## begin Rows
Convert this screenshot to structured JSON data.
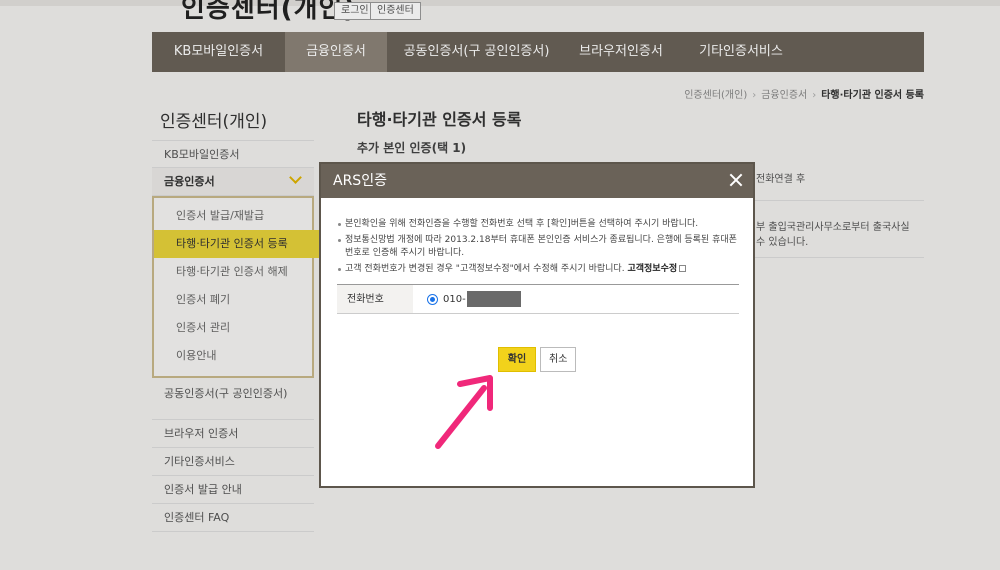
{
  "header": {
    "logo_title": "인증센터(개인)",
    "top_buttons": [
      "로그인",
      "인증센터"
    ]
  },
  "gnb": {
    "items": [
      {
        "label": "KB모바일인증서"
      },
      {
        "label": "금융인증서"
      },
      {
        "label": "공동인증서(구 공인인증서)"
      },
      {
        "label": "브라우저인증서"
      },
      {
        "label": "기타인증서비스"
      }
    ],
    "active_index": 1
  },
  "breadcrumb": [
    "인증센터(개인)",
    "금융인증서",
    "타행·타기관 인증서 등록"
  ],
  "lnb": {
    "title": "인증센터(개인)",
    "items": [
      "KB모바일인증서",
      "금융인증서",
      "공동인증서(구 공인인증서)",
      "브라우저 인증서",
      "기타인증서비스",
      "인증서 발급 안내",
      "인증센터 FAQ"
    ],
    "sub_items": [
      "인증서 발급/재발급",
      "타행·타기관 인증서 등록",
      "타행·타기관 인증서 해제",
      "인증서 폐기",
      "인증서 관리",
      "이용안내"
    ]
  },
  "content": {
    "title": "타행·타기관 인증서 등록",
    "subtitle": "추가 본인 인증(택 1)",
    "bg_text_1": "전화연결 후",
    "bg_text_2": "부 출입국관리사무소로부터 출국사실",
    "bg_text_3": "수 있습니다."
  },
  "modal": {
    "title": "ARS인증",
    "notices": [
      "본인확인을 위해 전화인증을 수행할 전화번호 선택 후 [확인]버튼을 선택하여 주시기 바랍니다.",
      "정보통신망법 개정에 따라 2013.2.18부터 휴대폰 본인인증 서비스가 종료됩니다. 은행에 등록된 휴대폰번호로 인증해 주시기 바랍니다.",
      "고객 전화번호가 변경된 경우 \"고객정보수정\"에서 수정해 주시기 바랍니다."
    ],
    "notice_link": "고객정보수정",
    "phone_label": "전화번호",
    "phone_prefix": "010-",
    "confirm_label": "확인",
    "cancel_label": "취소"
  },
  "colors": {
    "gnb_bg": "#6a6258",
    "accent_yellow": "#f2d21b",
    "arrow": "#f0287a"
  }
}
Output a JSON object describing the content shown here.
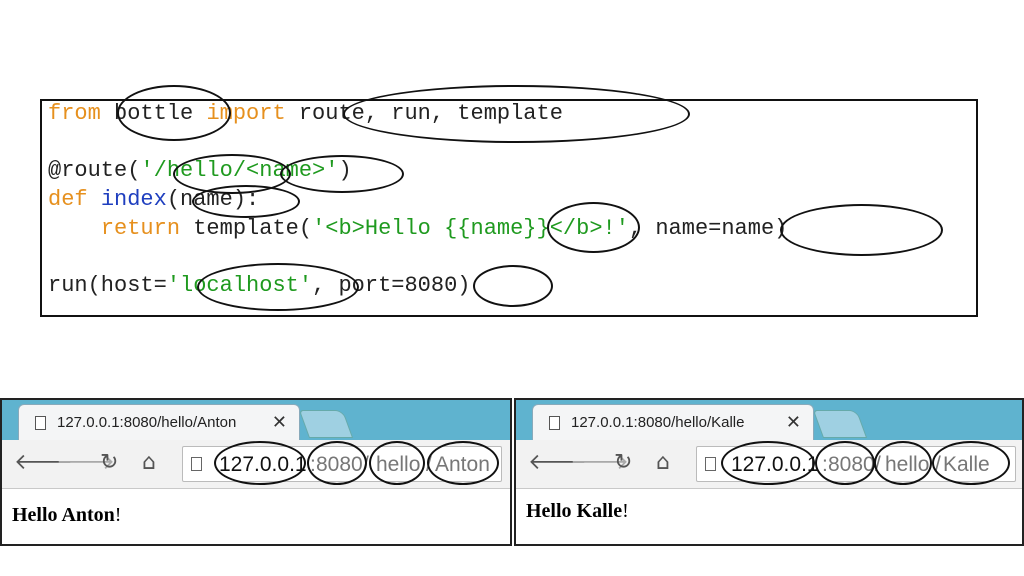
## end Rows
Using the listing above, return all lines where the word "고객정보수정" occurs.

      "고객 전화번호가 변경된 경우 \"고객정보수정\"에서 수정해 주시기 바랍니다."
    "notice_link": "고객정보수정",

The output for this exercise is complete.